• WORK TO DO: Pick out each line of the records in which the word "脚掌较宽" appears.

Saved data entries

-- START --

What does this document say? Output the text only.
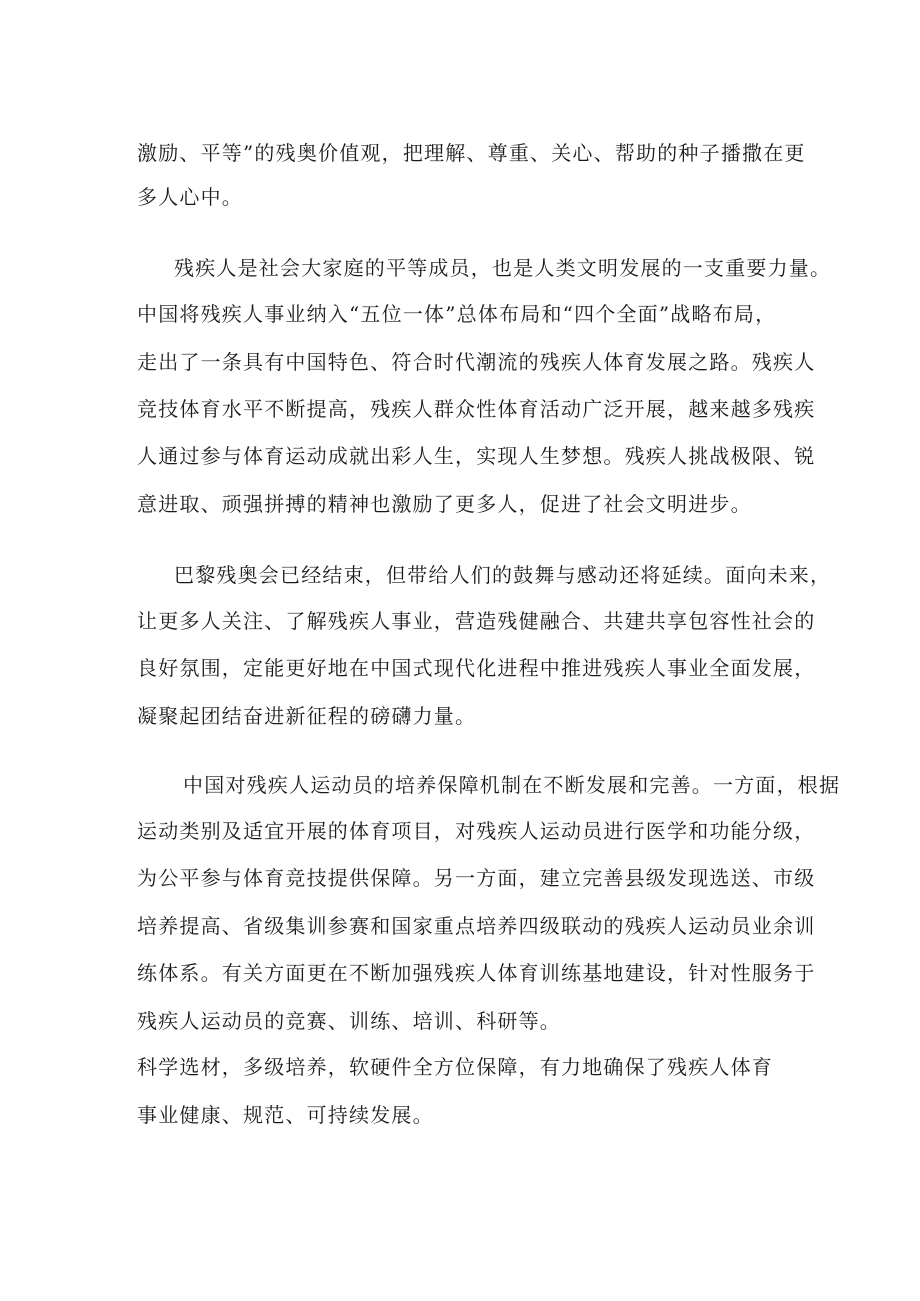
激励、平等”的残奥价值观，把理解、尊重、关心、帮助的种子播撒在更
多人心中。
残疾人是社会大家庭的平等成员，也是人类文明发展的一支重要力量。
中国将残疾人事业纳入“五位一体”总体布局和“四个全面”战略布局，
走出了一条具有中国特色、符合时代潮流的残疾人体育发展之路。残疾人
竞技体育水平不断提高，残疾人群众性体育活动广泛开展，越来越多残疾
人通过参与体育运动成就出彩人生，实现人生梦想。残疾人挑战极限、锐
意进取、顽强拼搏的精神也激励了更多人，促进了社会文明进步。
巴黎残奥会已经结束，但带给人们的鼓舞与感动还将延续。面向未来，
让更多人关注、了解残疾人事业，营造残健融合、共建共享包容性社会的
良好氛围，定能更好地在中国式现代化进程中推进残疾人事业全面发展，
凝聚起团结奋进新征程的磅礴力量。
中国对残疾人运动员的培养保障机制在不断发展和完善。一方面，根据
运动类别及适宜开展的体育项目，对残疾人运动员进行医学和功能分级，
为公平参与体育竞技提供保障。另一方面，建立完善县级发现选送、市级
培养提高、省级集训参赛和国家重点培养四级联动的残疾人运动员业余训
练体系。有关方面更在不断加强残疾人体育训练基地建设，针对性服务于
残疾人运动员的竞赛、训练、培训、科研等。
科学选材，多级培养，软硬件全方位保障，有力地确保了残疾人体育
事业健康、规范、可持续发展。
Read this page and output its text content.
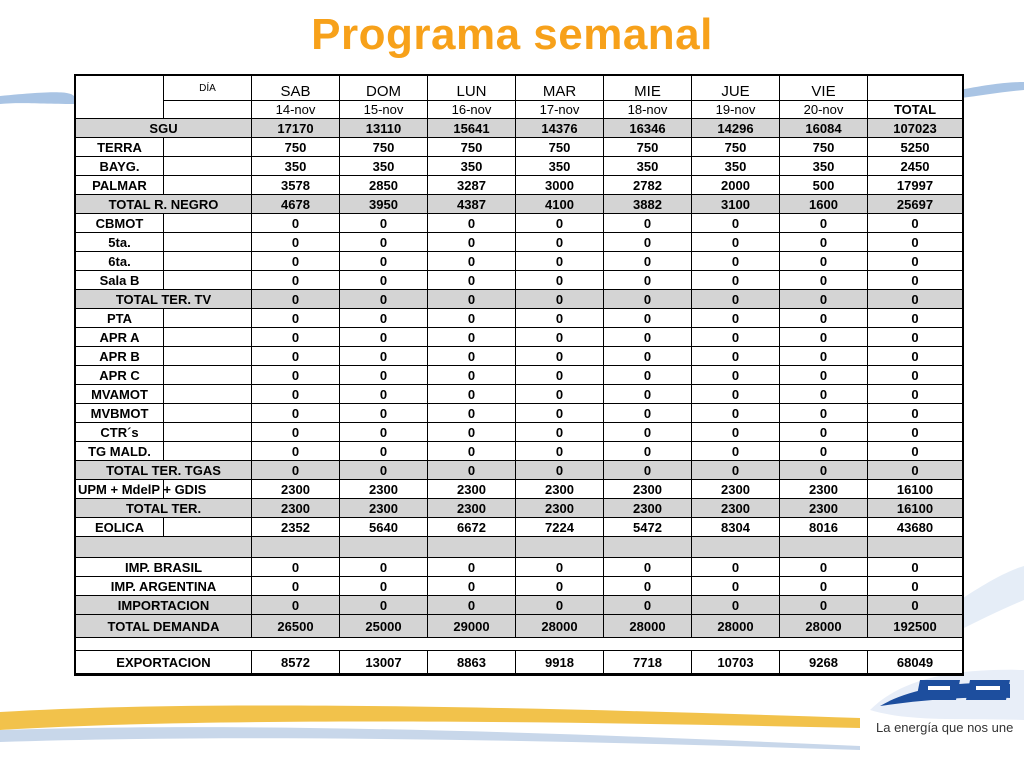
Programa semanal
	DÍA	SAB	DOM	LUN	MAR	MIE	JUE	VIE	
		14-nov	15-nov	16-nov	17-nov	18-nov	19-nov	20-nov	TOTAL
SGU		17170	13110	15641	14376	16346	14296	16084	107023
TERRA		750	750	750	750	750	750	750	5250
BAYG.		350	350	350	350	350	350	350	2450
PALMAR		3578	2850	3287	3000	2782	2000	500	17997
TOTAL R. NEGRO		4678	3950	4387	4100	3882	3100	1600	25697
CBMOT		0	0	0	0	0	0	0	0
5ta.		0	0	0	0	0	0	0	0
6ta.		0	0	0	0	0	0	0	0
Sala B		0	0	0	0	0	0	0	0
TOTAL TER. TV		0	0	0	0	0	0	0	0
PTA		0	0	0	0	0	0	0	0
APR A		0	0	0	0	0	0	0	0
APR B		0	0	0	0	0	0	0	0
APR C		0	0	0	0	0	0	0	0
MVAMOT		0	0	0	0	0	0	0	0
MVBMOT		0	0	0	0	0	0	0	0
CTR´s		0	0	0	0	0	0	0	0
TG MALD.		0	0	0	0	0	0	0	0
TOTAL TER. TGAS		0	0	0	0	0	0	0	0
UPM + MdelP + GDIS		2300	2300	2300	2300	2300	2300	2300	16100
TOTAL TER.		2300	2300	2300	2300	2300	2300	2300	16100
EOLICA		2352	5640	6672	7224	5472	8304	8016	43680

IMP. BRASIL		0	0	0	0	0	0	0	0
IMP. ARGENTINA		0	0	0	0	0	0	0	0
IMPORTACION		0	0	0	0	0	0	0	0
TOTAL DEMANDA		26500	25000	29000	28000	28000	28000	28000	192500

EXPORTACION		8572	13007	8863	9918	7718	10703	9268	68049
La energía que nos une
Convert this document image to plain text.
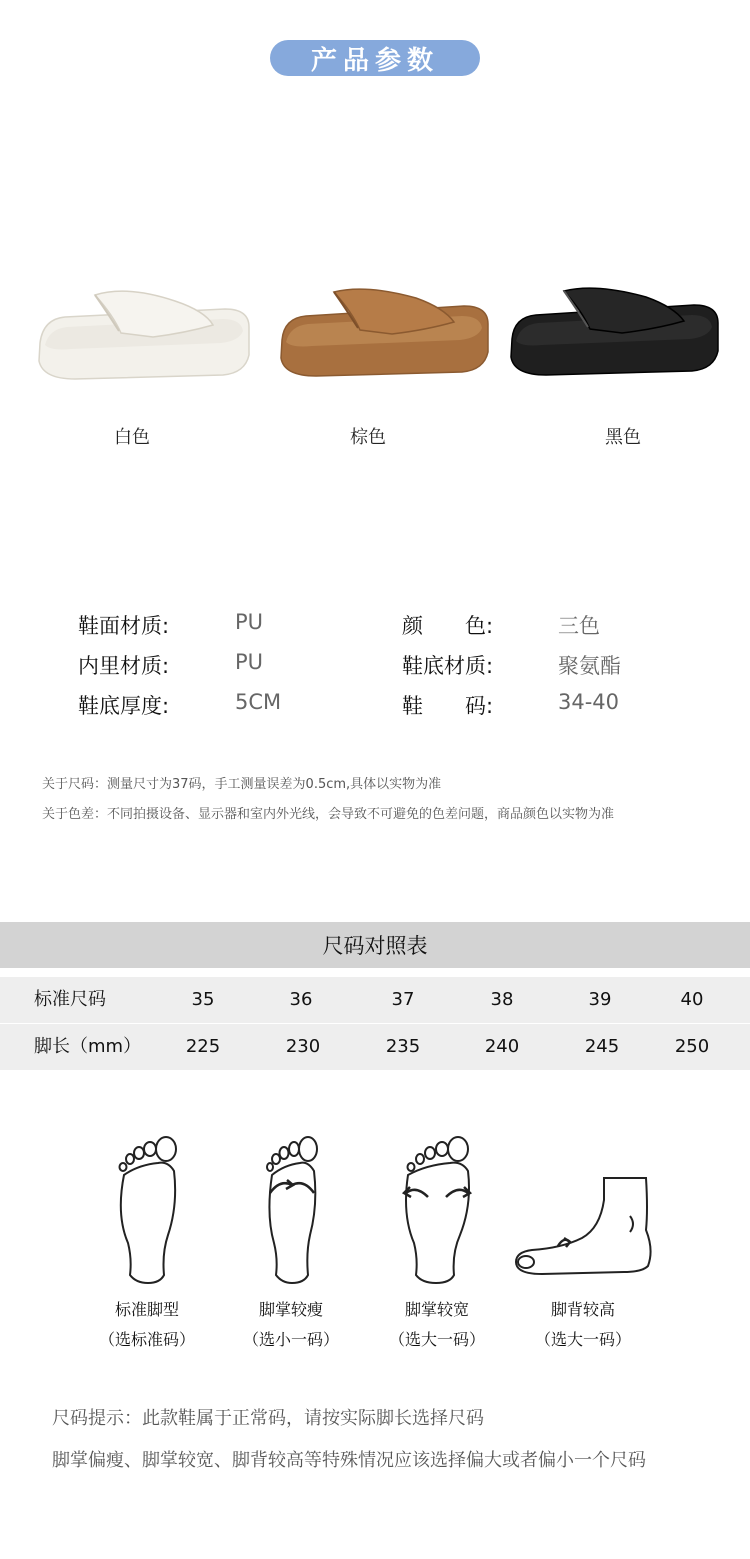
产品参数
白色	棕色	黑色
鞋面材质:	PU	颜　　色:	三色
内里材质:	PU	鞋底材质:	聚氨酯
鞋底厚度:	5CM	鞋　　码:	34-40
关于尺码：测量尺寸为37码，手工测量误差为0.5cm,具体以实物为准
关于色差：不同拍摄设备、显示器和室内外光线，会导致不可避免的色差问题，商品颜色以实物为准
尺码对照表
标准尺码	35	36	37	38	39	40
脚长（mm）	225	230	235	240	245	250
标准脚型
（选标准码）
脚掌较瘦
（选小一码）
脚掌较宽
（选大一码）
脚背较高
（选大一码）
尺码提示：此款鞋属于正常码，请按实际脚长选择尺码
脚掌偏瘦、脚掌较宽、脚背较高等特殊情况应该选择偏大或者偏小一个尺码
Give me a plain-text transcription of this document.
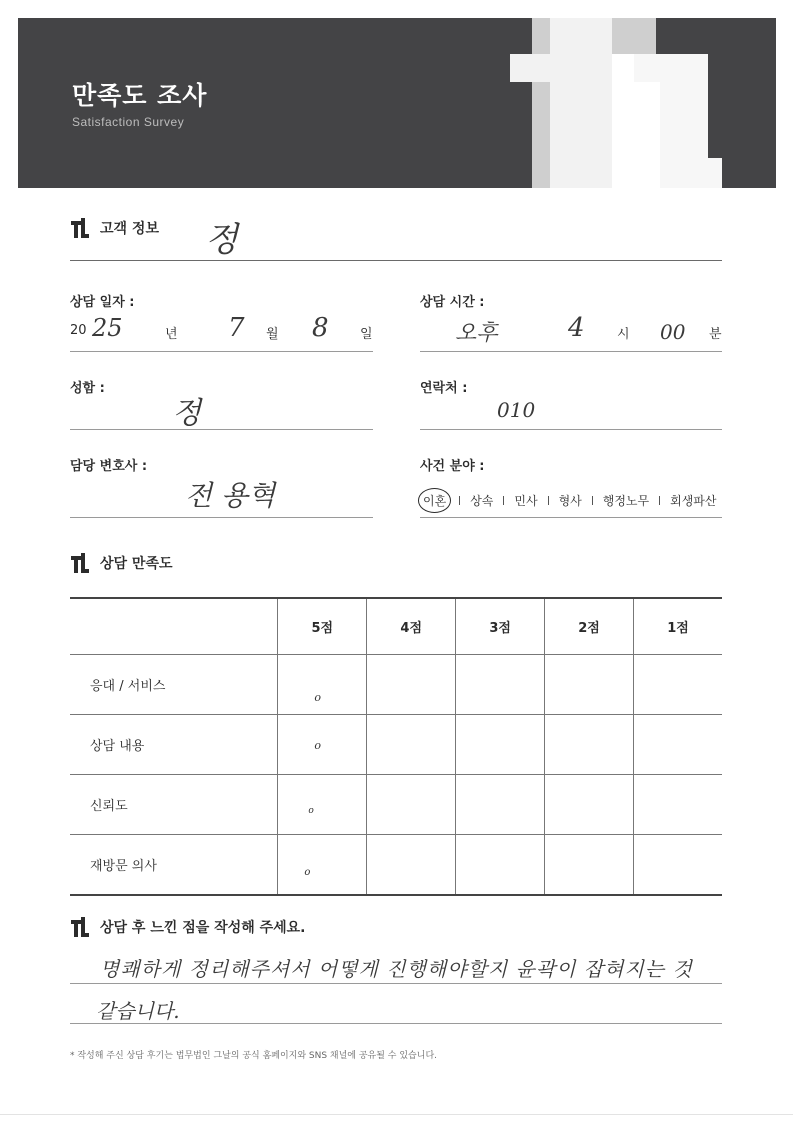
만족도 조사
Satisfaction Survey
고객 정보 정
상담 일자 :
20 25	년 7 월 8 일
상담 시간 :
오후	4 시 00 분
성함 :
정
연락처 :
010
담당 변호사 :
전 용혁
사건 분야 :
이혼	상속 민사 형사 행정노무 회생파산
상담 만족도
	5점	4점	3점	2점	1점
응대 / 서비스	o				

상담 내용	o				

신뢰도	o				

재방문 의사	o				

상담 후 느낀 점을 작성해 주세요.
명쾌하게 정리해주셔서 어떻게 진행해야할지 윤곽이 잡혀지는 것
같습니다.
* 작성해 주신 상담 후기는 법무법인 그날의 공식 홈페이지와 SNS 채널에 공유될 수 있습니다.
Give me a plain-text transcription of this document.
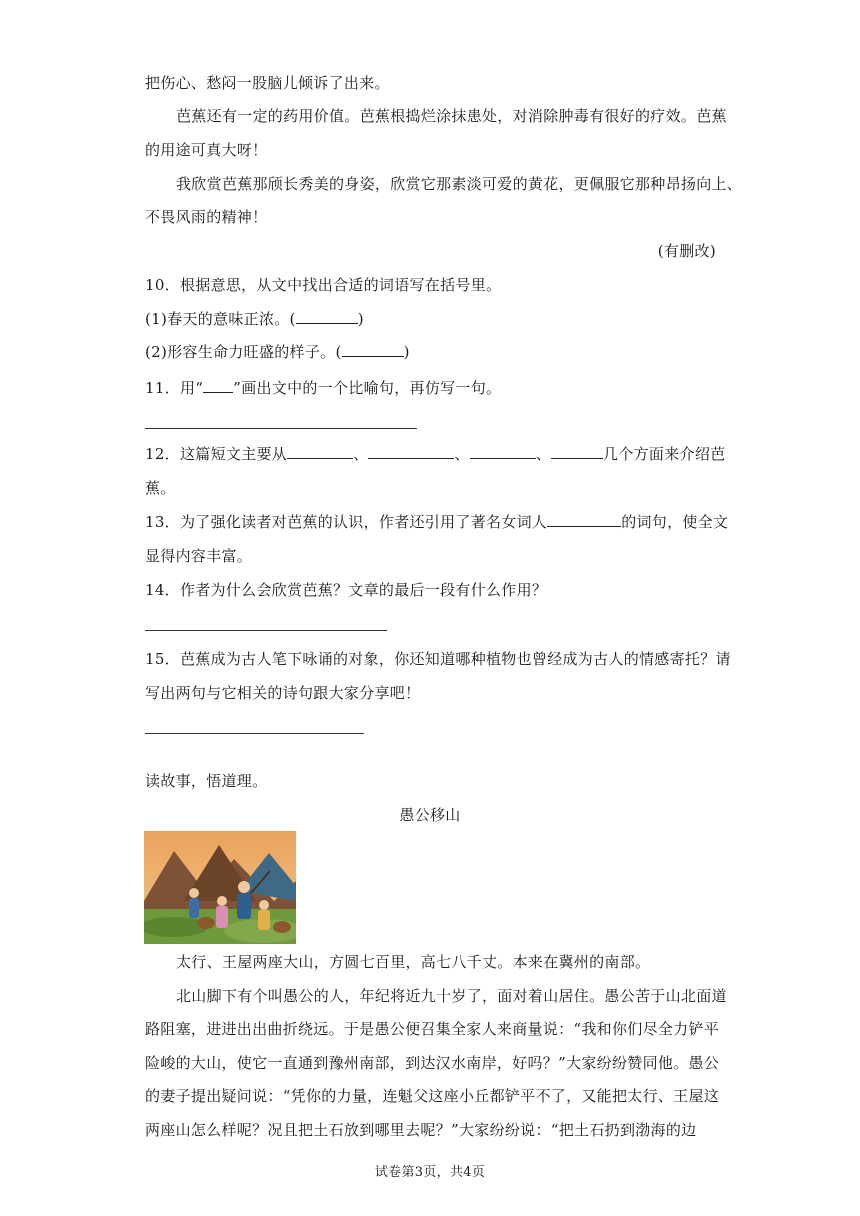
把伤心、愁闷一股脑儿倾诉了出来。
芭蕉还有一定的药用价值。芭蕉根捣烂涂抹患处，对消除肿毒有很好的疗效。芭蕉
的用途可真大呀！
我欣赏芭蕉那颀长秀美的身姿，欣赏它那素淡可爱的黄花，更佩服它那种昂扬向上、
不畏风雨的精神！
(有删改)
10．根据意思，从文中找出合适的词语写在括号里。
(1)春天的意味正浓。(	)
(2)形容生命力旺盛的样子。(	)
11．用“ ”画出文中的一个比喻句，再仿写一句。
12．这篇短文主要从	、	、	、	几个方面来介绍芭
蕉。
13．为了强化读者对芭蕉的认识，作者还引用了著名女词人	的词句，使全文
显得内容丰富。
14．作者为什么会欣赏芭蕉？文章的最后一段有什么作用？
15．芭蕉成为古人笔下咏诵的对象，你还知道哪种植物也曾经成为古人的情感寄托？请
写出两句与它相关的诗句跟大家分享吧！
读故事，悟道理。
愚公移山
太行、王屋两座大山，方圆七百里，高七八千丈。本来在冀州的南部。
北山脚下有个叫愚公的人，年纪将近九十岁了，面对着山居住。愚公苦于山北面道
路阻塞，进进出出曲折绕远。于是愚公便召集全家人来商量说：“我和你们尽全力铲平
险峻的大山，使它一直通到豫州南部，到达汉水南岸，好吗？”大家纷纷赞同他。愚公
的妻子提出疑问说：“凭你的力量，连魁父这座小丘都铲平不了，又能把太行、王屋这
两座山怎么样呢？况且把土石放到哪里去呢？”大家纷纷说：“把土石扔到渤海的边
试卷第3页，共4页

-- END --

• EXERCISE OUTPUT:
脚掌较宽
脚掌偏瘦、脚掌较宽、脚背较高等特殊情况应该选择偏大或者偏小一个尺码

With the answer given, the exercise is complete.